§ **НЕОБХОДИМЫЕ ДЕЙСТВИЯ**:
**A)** Повторите весь исходный отрывок слово в слово.
**B)** Воспроизведите дословно участок приведённых строк от самой первой строки до строки с «attribute-name: content <box>1059» включительно, ничего больше не добавляя.

§ **ИСХОДНЫЙ ОТРЫВОК**:
····················

Писателя привлекают состояния зыбкие, переходные, перетекающие из одной формы в другую, неуловимые, с трудом остановленные в слове,— процессы, которые мы, пользуясь современной терминологией, называем подкорковыми: «Он... думал не фразами, а отрывками представлений, взаимно стирающих друг о друга мгновенную свою яркость» (2, 185); «в этом состоянии мысль, рассеянно удерживая окружающее, смутно видит его... пустота, смятение и задержка попеременно сопутствуют ей.
Она бродит в душе вещей; от яркого волнения спешит к тайным намекам... гасит и украшает воспоминания. В облачном движении этом все живо и выпукло и все бессвязно, как бред. И часто улыбается отдыхающее сознание, видя, например, как в размышление о судьбе вдруг жалует гостем образ совершенно неподходящий: какой-нибудь прутик, сломанный два года назад» (3, 33); «...глухое бешенство сбросило меня с подоконника... Я подошел к двери с дерзостью отчаяния, с страстным желанием войти...
Логика приводила меня к бессилию, рассуждение — к отступлению, простое бессознательное движение мысли к мертвому тупику. Я бросился на штурм своего собственного рассудка и поставил знамение желания там, где была очевидность. В несколько секунд я пережил столкновение сомнений и несомненности, иронии и экстаза, страха и ожидания; и когда, наконец, ясная твердая решимость остановила лихорадочную дрожь тела — почувствовал себя таким разбитым и ослабевшим, как будто по мне бежала толпа» (1, 391).

····················

§ **ПРИВЕДЁННЫЕ СТРОКИ**:
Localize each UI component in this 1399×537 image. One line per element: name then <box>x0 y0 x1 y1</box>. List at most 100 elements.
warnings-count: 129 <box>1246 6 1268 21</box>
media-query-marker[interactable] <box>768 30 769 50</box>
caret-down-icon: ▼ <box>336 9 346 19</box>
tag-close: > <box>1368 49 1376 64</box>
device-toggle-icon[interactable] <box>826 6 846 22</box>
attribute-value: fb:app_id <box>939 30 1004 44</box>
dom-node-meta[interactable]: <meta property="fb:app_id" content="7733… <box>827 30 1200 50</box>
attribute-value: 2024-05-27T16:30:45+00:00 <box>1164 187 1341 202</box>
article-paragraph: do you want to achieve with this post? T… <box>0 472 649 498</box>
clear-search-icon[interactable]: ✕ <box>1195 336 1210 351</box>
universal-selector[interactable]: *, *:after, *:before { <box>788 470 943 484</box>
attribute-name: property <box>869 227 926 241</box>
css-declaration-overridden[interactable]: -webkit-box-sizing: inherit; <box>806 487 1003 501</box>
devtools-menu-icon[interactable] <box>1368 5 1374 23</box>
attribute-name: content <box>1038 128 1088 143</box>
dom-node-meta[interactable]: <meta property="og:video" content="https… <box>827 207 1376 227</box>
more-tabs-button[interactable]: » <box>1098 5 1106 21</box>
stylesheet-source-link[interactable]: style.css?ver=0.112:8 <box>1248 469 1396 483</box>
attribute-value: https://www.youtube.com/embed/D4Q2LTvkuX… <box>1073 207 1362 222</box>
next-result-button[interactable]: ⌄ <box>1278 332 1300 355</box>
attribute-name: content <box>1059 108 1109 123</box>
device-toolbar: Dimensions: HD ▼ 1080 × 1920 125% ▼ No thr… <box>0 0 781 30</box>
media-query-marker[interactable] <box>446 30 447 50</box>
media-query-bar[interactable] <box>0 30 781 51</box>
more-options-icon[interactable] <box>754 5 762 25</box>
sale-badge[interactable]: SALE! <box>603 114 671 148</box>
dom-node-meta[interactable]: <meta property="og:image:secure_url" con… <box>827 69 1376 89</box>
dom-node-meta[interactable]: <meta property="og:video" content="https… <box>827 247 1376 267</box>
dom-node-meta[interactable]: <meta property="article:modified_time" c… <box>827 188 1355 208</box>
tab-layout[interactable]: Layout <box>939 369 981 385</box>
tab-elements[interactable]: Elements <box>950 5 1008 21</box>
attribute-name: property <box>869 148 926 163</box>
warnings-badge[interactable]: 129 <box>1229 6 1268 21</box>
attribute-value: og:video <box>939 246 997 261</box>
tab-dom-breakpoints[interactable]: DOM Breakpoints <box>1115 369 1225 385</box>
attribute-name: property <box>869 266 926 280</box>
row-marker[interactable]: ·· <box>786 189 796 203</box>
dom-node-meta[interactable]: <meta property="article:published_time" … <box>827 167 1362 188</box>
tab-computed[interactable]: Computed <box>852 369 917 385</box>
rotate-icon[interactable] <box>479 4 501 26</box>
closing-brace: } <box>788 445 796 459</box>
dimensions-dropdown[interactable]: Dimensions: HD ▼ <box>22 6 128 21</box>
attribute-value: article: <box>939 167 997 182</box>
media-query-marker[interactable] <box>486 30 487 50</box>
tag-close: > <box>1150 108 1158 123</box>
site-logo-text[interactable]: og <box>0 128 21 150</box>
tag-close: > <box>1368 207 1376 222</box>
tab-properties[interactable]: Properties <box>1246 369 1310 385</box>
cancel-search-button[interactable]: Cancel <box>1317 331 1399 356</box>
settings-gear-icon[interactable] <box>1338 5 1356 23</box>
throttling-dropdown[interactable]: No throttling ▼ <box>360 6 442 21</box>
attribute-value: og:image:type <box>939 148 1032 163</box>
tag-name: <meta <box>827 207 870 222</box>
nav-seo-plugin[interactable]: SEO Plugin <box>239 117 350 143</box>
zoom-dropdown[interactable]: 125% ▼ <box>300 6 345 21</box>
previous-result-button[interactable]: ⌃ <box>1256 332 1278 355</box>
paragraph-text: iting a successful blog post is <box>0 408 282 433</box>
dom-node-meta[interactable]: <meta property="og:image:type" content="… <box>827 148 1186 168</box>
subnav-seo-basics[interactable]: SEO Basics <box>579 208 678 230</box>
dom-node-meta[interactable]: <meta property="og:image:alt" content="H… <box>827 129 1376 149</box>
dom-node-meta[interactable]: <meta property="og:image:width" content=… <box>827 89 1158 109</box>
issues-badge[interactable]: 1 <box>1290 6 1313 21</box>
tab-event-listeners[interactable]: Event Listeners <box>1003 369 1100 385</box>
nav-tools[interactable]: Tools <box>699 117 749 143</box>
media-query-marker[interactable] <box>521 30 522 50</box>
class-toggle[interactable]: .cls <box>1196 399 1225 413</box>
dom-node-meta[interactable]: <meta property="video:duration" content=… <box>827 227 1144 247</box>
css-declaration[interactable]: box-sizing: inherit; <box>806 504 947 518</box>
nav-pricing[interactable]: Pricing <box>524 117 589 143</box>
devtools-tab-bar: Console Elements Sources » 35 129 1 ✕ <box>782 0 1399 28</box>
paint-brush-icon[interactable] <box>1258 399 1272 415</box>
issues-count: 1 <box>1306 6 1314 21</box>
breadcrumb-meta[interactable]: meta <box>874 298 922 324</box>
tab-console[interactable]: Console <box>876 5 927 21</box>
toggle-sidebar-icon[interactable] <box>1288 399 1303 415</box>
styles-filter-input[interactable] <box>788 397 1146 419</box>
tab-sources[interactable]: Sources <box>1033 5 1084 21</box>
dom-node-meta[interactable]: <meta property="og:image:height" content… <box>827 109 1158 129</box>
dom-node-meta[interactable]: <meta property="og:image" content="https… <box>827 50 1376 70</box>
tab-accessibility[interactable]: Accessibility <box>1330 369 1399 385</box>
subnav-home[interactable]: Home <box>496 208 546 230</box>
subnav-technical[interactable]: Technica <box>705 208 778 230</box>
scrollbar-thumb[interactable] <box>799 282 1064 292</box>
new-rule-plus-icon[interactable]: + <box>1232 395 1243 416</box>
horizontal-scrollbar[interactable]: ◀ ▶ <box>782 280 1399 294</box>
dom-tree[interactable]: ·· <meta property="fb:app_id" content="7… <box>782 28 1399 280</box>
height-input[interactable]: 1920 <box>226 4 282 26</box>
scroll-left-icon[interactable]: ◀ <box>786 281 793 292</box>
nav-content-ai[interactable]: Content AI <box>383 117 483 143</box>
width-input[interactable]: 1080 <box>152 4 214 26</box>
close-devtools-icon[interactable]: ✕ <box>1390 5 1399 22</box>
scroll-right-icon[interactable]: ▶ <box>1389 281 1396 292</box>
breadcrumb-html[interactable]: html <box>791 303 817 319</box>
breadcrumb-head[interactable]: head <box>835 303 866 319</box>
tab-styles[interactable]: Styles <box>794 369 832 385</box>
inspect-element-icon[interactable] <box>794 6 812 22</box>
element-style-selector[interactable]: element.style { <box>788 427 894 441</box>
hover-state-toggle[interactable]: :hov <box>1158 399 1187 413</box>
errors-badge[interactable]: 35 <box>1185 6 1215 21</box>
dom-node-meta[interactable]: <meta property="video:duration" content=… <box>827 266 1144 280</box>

····················

§ **ОТВЕТЫ К ЗАДАНИЯМ**:
**A)**
Писателя привлекают состояния зыбкие, переходные, перетекающие из одной формы в другую, неуловимые, с трудом остановленные в слове,— процессы, которые мы, пользуясь современной терминологией, называем подкорковыми: «Он... думал не фразами, а отрывками представлений, взаимно стирающих друг о друга мгновенную свою яркость» (2, 185); «в этом состоянии мысль, рассеянно удерживая окружающее, смутно видит его... пустота, смятение и задержка попеременно сопутствуют ей.
Она бродит в душе вещей; от яркого волнения спешит к тайным намекам... гасит и украшает воспоминания. В облачном движении этом все живо и выпукло и все бессвязно, как бред. И часто улыбается отдыхающее сознание, видя, например, как в размышление о судьбе вдруг жалует гостем образ совершенно неподходящий: какой-нибудь прутик, сломанный два года назад» (3, 33); «...глухое бешенство сбросило меня с подоконника... Я подошел к двери с дерзостью отчаяния, с страстным желанием войти...
Логика приводила меня к бессилию, рассуждение — к отступлению, простое бессознательное движение мысли к мертвому тупику. Я бросился на штурм своего собственного рассудка и поставил знамение желания там, где была очевидность. В несколько секунд я пережил столкновение сомнений и несомненности, иронии и экстаза, страха и ожидания; и когда, наконец, ясная твердая решимость остановила лихорадочную дрожь тела — почувствовал себя таким разбитым и ослабевшим, как будто по мне бежала толпа» (1, 391).

**B)**
Localize each UI component in this 1399×537 image. One line per element: name then <box>x0 y0 x1 y1</box>. List at most 100 elements.
warnings-count: 129 <box>1246 6 1268 21</box>
media-query-marker[interactable] <box>768 30 769 50</box>
caret-down-icon: ▼ <box>336 9 346 19</box>
tag-close: > <box>1368 49 1376 64</box>
device-toggle-icon[interactable] <box>826 6 846 22</box>
attribute-value: fb:app_id <box>939 30 1004 44</box>
dom-node-meta[interactable]: <meta property="fb:app_id" content="7733… <box>827 30 1200 50</box>
attribute-value: 2024-05-27T16:30:45+00:00 <box>1164 187 1341 202</box>
article-paragraph: do you want to achieve with this post? T… <box>0 472 649 498</box>
clear-search-icon[interactable]: ✕ <box>1195 336 1210 351</box>
universal-selector[interactable]: *, *:after, *:before { <box>788 470 943 484</box>
attribute-name: property <box>869 227 926 241</box>
css-declaration-overridden[interactable]: -webkit-box-sizing: inherit; <box>806 487 1003 501</box>
devtools-menu-icon[interactable] <box>1368 5 1374 23</box>
attribute-name: content <box>1038 128 1088 143</box>
dom-node-meta[interactable]: <meta property="og:video" content="https… <box>827 207 1376 227</box>
more-tabs-button[interactable]: » <box>1098 5 1106 21</box>
stylesheet-source-link[interactable]: style.css?ver=0.112:8 <box>1248 469 1396 483</box>
attribute-value: https://www.youtube.com/embed/D4Q2LTvkuX… <box>1073 207 1362 222</box>
next-result-button[interactable]: ⌄ <box>1278 332 1300 355</box>
attribute-name: content <box>1059 108 1109 123</box>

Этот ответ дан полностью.